→ **Task to complete**:
Your task is to restate the data word for word.

# # #

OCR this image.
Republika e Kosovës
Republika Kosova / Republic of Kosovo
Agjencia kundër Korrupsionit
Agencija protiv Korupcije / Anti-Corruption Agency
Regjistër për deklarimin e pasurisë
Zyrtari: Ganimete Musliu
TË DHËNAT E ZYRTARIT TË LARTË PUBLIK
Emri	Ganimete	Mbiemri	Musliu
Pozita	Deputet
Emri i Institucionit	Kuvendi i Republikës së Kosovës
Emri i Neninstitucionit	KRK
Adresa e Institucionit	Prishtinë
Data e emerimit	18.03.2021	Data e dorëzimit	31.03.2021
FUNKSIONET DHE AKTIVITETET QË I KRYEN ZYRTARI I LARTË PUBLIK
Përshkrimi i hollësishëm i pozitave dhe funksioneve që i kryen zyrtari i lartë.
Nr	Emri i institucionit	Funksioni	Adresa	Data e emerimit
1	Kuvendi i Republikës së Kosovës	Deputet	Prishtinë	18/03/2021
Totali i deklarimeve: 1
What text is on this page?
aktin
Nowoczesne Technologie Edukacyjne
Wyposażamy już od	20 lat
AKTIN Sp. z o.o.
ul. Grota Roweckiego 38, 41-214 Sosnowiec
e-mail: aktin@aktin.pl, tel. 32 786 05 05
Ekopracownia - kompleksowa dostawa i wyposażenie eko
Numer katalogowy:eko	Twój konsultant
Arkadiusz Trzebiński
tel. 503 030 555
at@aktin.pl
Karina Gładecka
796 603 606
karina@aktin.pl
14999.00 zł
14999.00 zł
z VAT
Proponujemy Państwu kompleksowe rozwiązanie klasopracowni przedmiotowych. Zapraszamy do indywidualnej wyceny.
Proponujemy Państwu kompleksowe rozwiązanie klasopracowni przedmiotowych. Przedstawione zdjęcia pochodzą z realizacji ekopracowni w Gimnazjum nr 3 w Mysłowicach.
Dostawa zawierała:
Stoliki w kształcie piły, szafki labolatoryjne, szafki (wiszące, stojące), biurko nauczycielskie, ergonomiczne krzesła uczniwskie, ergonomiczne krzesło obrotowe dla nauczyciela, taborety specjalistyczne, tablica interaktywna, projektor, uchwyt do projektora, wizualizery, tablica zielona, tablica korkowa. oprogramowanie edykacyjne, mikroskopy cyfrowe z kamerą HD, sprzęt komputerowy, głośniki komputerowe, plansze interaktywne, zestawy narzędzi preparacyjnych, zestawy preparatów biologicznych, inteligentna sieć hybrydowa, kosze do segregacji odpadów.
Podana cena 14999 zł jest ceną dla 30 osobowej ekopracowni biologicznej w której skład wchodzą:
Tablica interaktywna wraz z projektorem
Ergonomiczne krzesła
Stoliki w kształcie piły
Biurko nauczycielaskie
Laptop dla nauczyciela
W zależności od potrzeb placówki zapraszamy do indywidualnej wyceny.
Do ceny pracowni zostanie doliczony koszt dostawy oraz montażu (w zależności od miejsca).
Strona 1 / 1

# # #

→ **Result**:
OCR this image.
Republika e Kosovës
Republika Kosova / Republic of Kosovo
Agjencia kundër Korrupsionit
Agencija protiv Korupcije / Anti-Corruption Agency
Regjistër për deklarimin e pasurisë
Zyrtari: Ganimete Musliu
TË DHËNAT E ZYRTARIT TË LARTË PUBLIK
Emri	Ganimete	Mbiemri	Musliu
Pozita	Deputet
Emri i Institucionit	Kuvendi i Republikës së Kosovës
Emri i Neninstitucionit	KRK
Adresa e Institucionit	Prishtinë
Data e emerimit	18.03.2021	Data e dorëzimit	31.03.2021
FUNKSIONET DHE AKTIVITETET QË I KRYEN ZYRTARI I LARTË PUBLIK
Përshkrimi i hollësishëm i pozitave dhe funksioneve që i kryen zyrtari i lartë.
Nr	Emri i institucionit	Funksioni	Adresa	Data e emerimit
1	Kuvendi i Republikës së Kosovës	Deputet	Prishtinë	18/03/2021
Totali i deklarimeve: 1
What text is on this page?
aktin
Nowoczesne Technologie Edukacyjne
Wyposażamy już od	20 lat
AKTIN Sp. z o.o.
ul. Grota Roweckiego 38, 41-214 Sosnowiec
e-mail: aktin@aktin.pl, tel. 32 786 05 05
Ekopracownia - kompleksowa dostawa i wyposażenie eko
Numer katalogowy:eko	Twój konsultant
Arkadiusz Trzebiński
tel. 503 030 555
at@aktin.pl
Karina Gładecka
796 603 606
karina@aktin.pl
14999.00 zł
14999.00 zł
z VAT
Proponujemy Państwu kompleksowe rozwiązanie klasopracowni przedmiotowych. Zapraszamy do indywidualnej wyceny.
Proponujemy Państwu kompleksowe rozwiązanie klasopracowni przedmiotowych. Przedstawione zdjęcia pochodzą z realizacji ekopracowni w Gimnazjum nr 3 w Mysłowicach.
Dostawa zawierała:
Stoliki w kształcie piły, szafki labolatoryjne, szafki (wiszące, stojące), biurko nauczycielskie, ergonomiczne krzesła uczniwskie, ergonomiczne krzesło obrotowe dla nauczyciela, taborety specjalistyczne, tablica interaktywna, projektor, uchwyt do projektora, wizualizery, tablica zielona, tablica korkowa. oprogramowanie edykacyjne, mikroskopy cyfrowe z kamerą HD, sprzęt komputerowy, głośniki komputerowe, plansze interaktywne, zestawy narzędzi preparacyjnych, zestawy preparatów biologicznych, inteligentna sieć hybrydowa, kosze do segregacji odpadów.
Podana cena 14999 zł jest ceną dla 30 osobowej ekopracowni biologicznej w której skład wchodzą:
Tablica interaktywna wraz z projektorem
Ergonomiczne krzesła
Stoliki w kształcie piły
Biurko nauczycielaskie
Laptop dla nauczyciela
W zależności od potrzeb placówki zapraszamy do indywidualnej wyceny.
Do ceny pracowni zostanie doliczony koszt dostawy oraz montażu (w zależności od miejsca).
Strona 1 / 1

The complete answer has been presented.